◆ TO DO: In the data that follows, every line containing the word "lika" should be returned.
═════ INFORMATION SUPPLIED ═════
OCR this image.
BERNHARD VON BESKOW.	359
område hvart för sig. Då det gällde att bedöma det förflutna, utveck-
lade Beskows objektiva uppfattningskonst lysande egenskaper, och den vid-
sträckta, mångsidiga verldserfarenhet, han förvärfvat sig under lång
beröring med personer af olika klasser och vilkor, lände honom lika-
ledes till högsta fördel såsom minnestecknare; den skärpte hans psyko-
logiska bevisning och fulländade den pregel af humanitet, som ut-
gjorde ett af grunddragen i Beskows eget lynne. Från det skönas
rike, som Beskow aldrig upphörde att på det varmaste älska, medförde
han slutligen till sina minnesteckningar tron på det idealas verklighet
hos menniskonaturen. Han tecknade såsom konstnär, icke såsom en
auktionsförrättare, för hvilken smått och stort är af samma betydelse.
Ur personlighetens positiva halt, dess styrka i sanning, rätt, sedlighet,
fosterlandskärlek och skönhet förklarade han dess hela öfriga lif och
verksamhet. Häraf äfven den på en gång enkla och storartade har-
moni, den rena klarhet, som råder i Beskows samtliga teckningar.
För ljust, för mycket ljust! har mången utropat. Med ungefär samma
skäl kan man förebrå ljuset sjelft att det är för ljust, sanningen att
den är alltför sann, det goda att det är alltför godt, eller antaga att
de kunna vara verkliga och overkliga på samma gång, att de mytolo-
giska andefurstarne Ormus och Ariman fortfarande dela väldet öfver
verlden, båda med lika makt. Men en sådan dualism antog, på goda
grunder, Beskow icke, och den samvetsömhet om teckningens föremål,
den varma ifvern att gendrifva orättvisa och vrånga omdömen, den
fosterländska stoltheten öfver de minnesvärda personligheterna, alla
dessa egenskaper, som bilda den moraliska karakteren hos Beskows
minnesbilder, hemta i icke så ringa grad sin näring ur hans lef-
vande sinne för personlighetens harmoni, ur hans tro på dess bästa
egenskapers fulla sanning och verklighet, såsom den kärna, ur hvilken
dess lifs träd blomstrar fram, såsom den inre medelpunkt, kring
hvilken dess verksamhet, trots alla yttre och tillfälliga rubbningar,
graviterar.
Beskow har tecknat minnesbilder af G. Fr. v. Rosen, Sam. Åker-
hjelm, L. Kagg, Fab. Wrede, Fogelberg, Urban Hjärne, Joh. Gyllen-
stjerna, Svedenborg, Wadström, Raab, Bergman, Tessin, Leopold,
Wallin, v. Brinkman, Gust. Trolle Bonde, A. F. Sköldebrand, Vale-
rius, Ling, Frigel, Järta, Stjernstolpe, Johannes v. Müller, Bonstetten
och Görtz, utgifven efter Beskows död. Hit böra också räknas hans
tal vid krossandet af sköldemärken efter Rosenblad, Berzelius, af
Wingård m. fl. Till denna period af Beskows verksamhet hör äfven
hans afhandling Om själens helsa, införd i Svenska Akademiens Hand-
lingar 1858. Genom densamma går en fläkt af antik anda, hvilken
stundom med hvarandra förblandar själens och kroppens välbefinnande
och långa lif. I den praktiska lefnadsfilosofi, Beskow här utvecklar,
═════
◆ TASK ANSWER:
beröring med personer af olika klasser och vilkor, lände honom lika-
verlden, båda med lika makt. Men en sådan dualism antog, på goda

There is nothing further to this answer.